PROBLEM DESCRIPTION: Leave the pictures out and print every record below exactly as it stands.

Stored items from a collection:
## Start

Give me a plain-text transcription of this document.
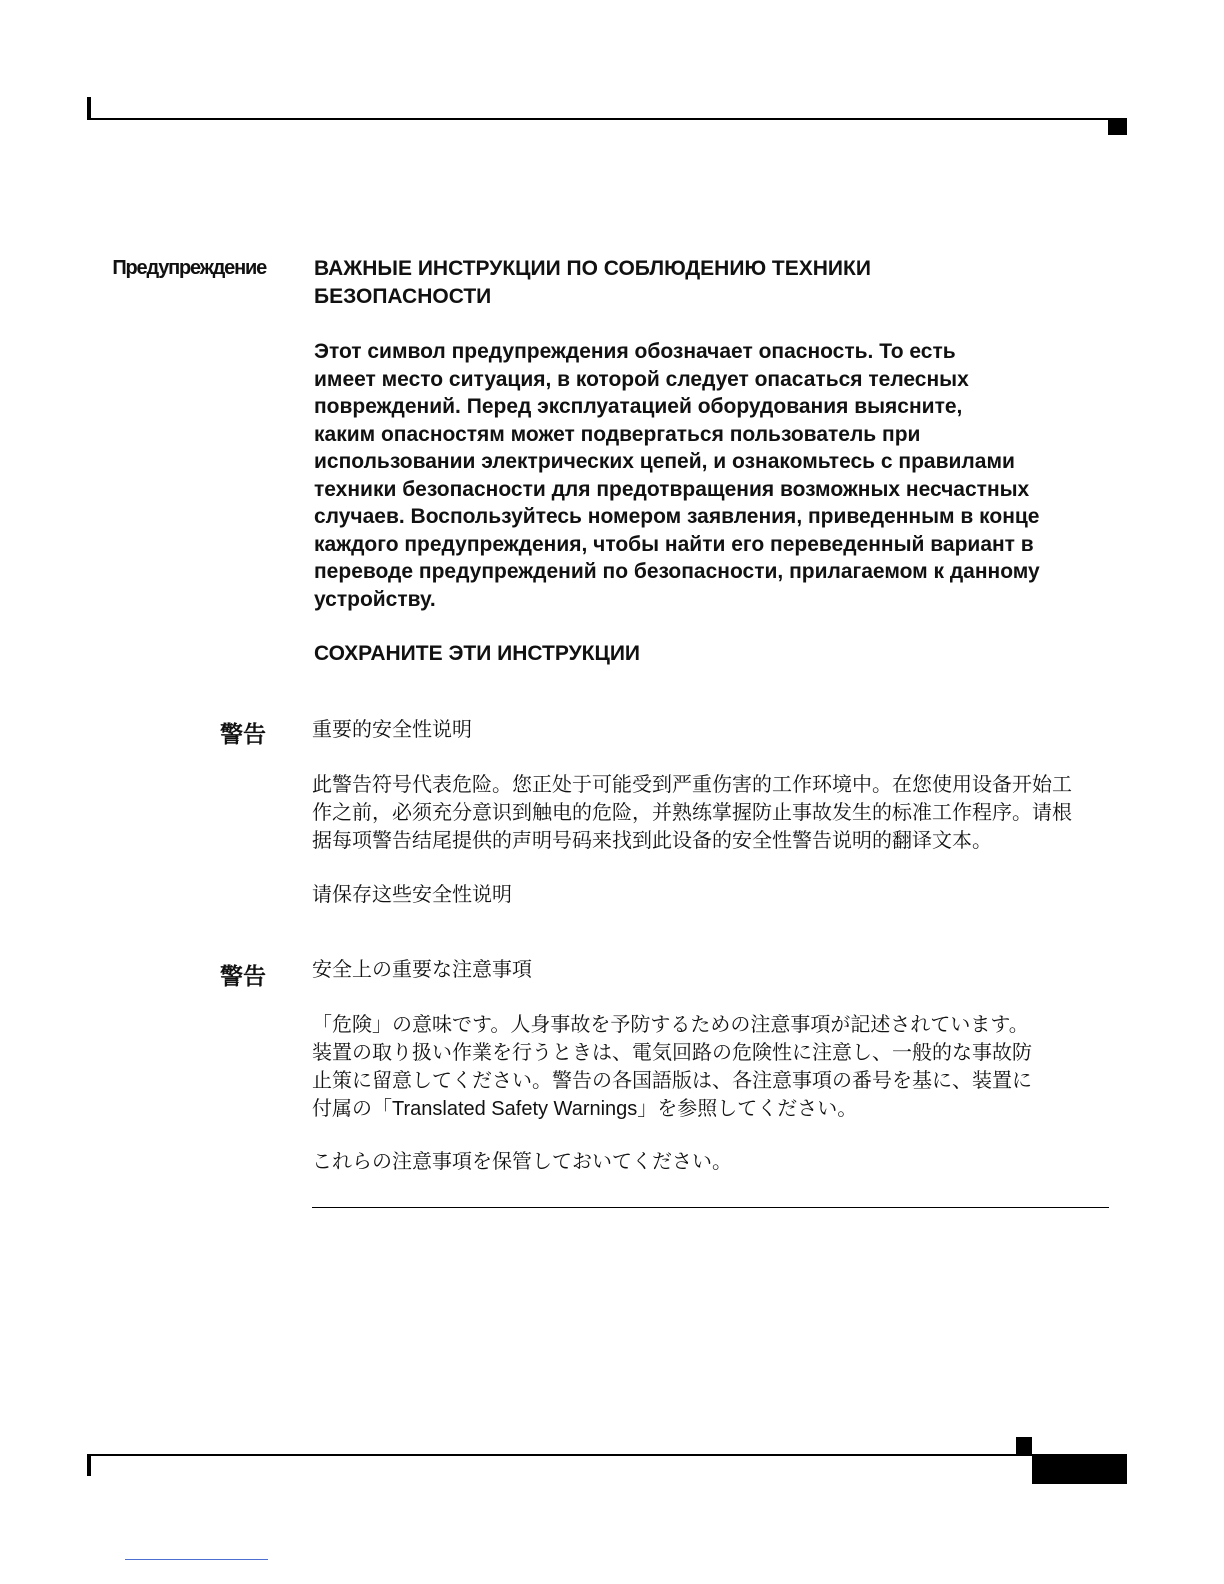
Предупреждение ВАЖНЫЕ ИНСТРУКЦИИ ПО СОБЛЮДЕНИЮ ТЕХНИКИ
БЕЗОПАСНОСТИ
Этот символ предупреждения обозначает опасность. То есть
имеет место ситуация, в которой следует опасаться телесных
повреждений. Перед эксплуатацией оборудования выясните,
каким опасностям может подвергаться пользователь при
использовании электрических цепей, и ознакомьтесь с правилами
техники безопасности для предотвращения возможных несчастных
случаев. Воспользуйтесь номером заявления, приведенным в конце
каждого предупреждения, чтобы найти его переведенный вариант в
переводе предупреждений по безопасности, прилагаемом к данному
устройству.
СОХРАНИТЕ ЭТИ ИНСТРУКЦИИ
警告 重要的安全性说明
此警告符号代表危险。您正处于可能受到严重伤害的工作环境中。在您使用设备开始工
作之前，必须充分意识到触电的危险，并熟练掌握防止事故发生的标准工作程序。请根
据每项警告结尾提供的声明号码来找到此设备的安全性警告说明的翻译文本。
请保存这些安全性说明
警告 安全上の重要な注意事項
「危険」の意味です。人身事故を予防するための注意事項が記述されています。
装置の取り扱い作業を行うときは、電気回路の危険性に注意し、一般的な事故防
止策に留意してください。警告の各国語版は、各注意事項の番号を基に、装置に
付属の「Translated Safety Warnings」を参照してください。
これらの注意事項を保管しておいてください。
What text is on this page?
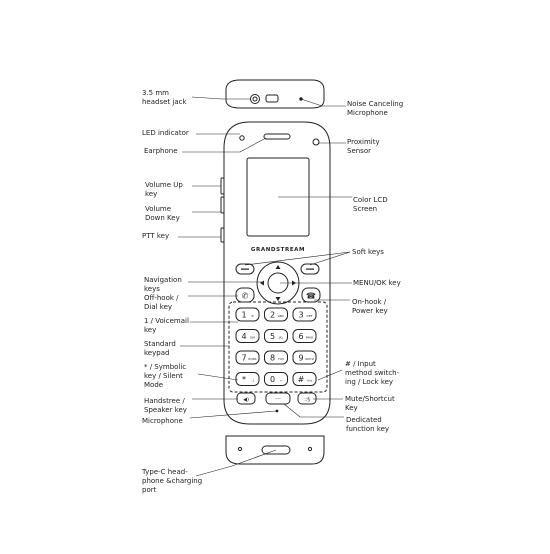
✆	☎
GRANDSTREAM
1 ✉ 2 ABC 3 DEF
4 GHI 5	JKL 6 MNO
7 PQRS 8 TUV 9 WXYZ
* .,/ 0 + # A/a
◀)	···	::§
3.5 mm
headset jack	Noise Canceling
Microphone
LED indicator
Earphone
Proximity
Sensor
Volume Up
key
Volume
Down Key
Color LCD
Screen
PTT key
Soft keys
Navigation
keys
MENU/OK key
Off-hook /
Dial key
On-hook /
Power key
1 / Voicemail
key
Standard
keypad
* / Symbolic
key / Silent
Mode
# / Input
method switch-
ing / Lock key
Handstree /
Speaker key
Mute/Shortcut
Key
Microphone	Dedicated
function key
Type-C head-
phone &charging
port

## End

WRITTEN REPLY:
Give me a plain-text transcription of this document.
Предупреждение ВАЖНЫЕ ИНСТРУКЦИИ ПО СОБЛЮДЕНИЮ ТЕХНИКИ
БЕЗОПАСНОСТИ
Этот символ предупреждения обозначает опасность. То есть
имеет место ситуация, в которой следует опасаться телесных
повреждений. Перед эксплуатацией оборудования выясните,
каким опасностям может подвергаться пользователь при
использовании электрических цепей, и ознакомьтесь с правилами
техники безопасности для предотвращения возможных несчастных
случаев. Воспользуйтесь номером заявления, приведенным в конце
каждого предупреждения, чтобы найти его переведенный вариант в
переводе предупреждений по безопасности, прилагаемом к данному
устройству.
СОХРАНИТЕ ЭТИ ИНСТРУКЦИИ
警告 重要的安全性说明
此警告符号代表危险。您正处于可能受到严重伤害的工作环境中。在您使用设备开始工
作之前，必须充分意识到触电的危险，并熟练掌握防止事故发生的标准工作程序。请根
据每项警告结尾提供的声明号码来找到此设备的安全性警告说明的翻译文本。
请保存这些安全性说明
警告 安全上の重要な注意事項
「危険」の意味です。人身事故を予防するための注意事項が記述されています。
装置の取り扱い作業を行うときは、電気回路の危険性に注意し、一般的な事故防
止策に留意してください。警告の各国語版は、各注意事項の番号を基に、装置に
付属の「Translated Safety Warnings」を参照してください。
これらの注意事項を保管しておいてください。
What text is on this page?
✆	☎
GRANDSTREAM
1 ✉ 2 ABC 3 DEF
4 GHI 5	JKL 6 MNO
7 PQRS 8 TUV 9 WXYZ
* .,/ 0 + # A/a
◀)	···	::§
3.5 mm
headset jack	Noise Canceling
Microphone
LED indicator
Earphone
Proximity
Sensor
Volume Up
key
Volume
Down Key
Color LCD
Screen
PTT key
Soft keys
Navigation
keys
MENU/OK key
Off-hook /
Dial key
On-hook /
Power key
1 / Voicemail
key
Standard
keypad
* / Symbolic
key / Silent
Mode
# / Input
method switch-
ing / Lock key
Handstree /
Speaker key
Mute/Shortcut
Key
Microphone	Dedicated
function key
Type-C head-
phone &charging
port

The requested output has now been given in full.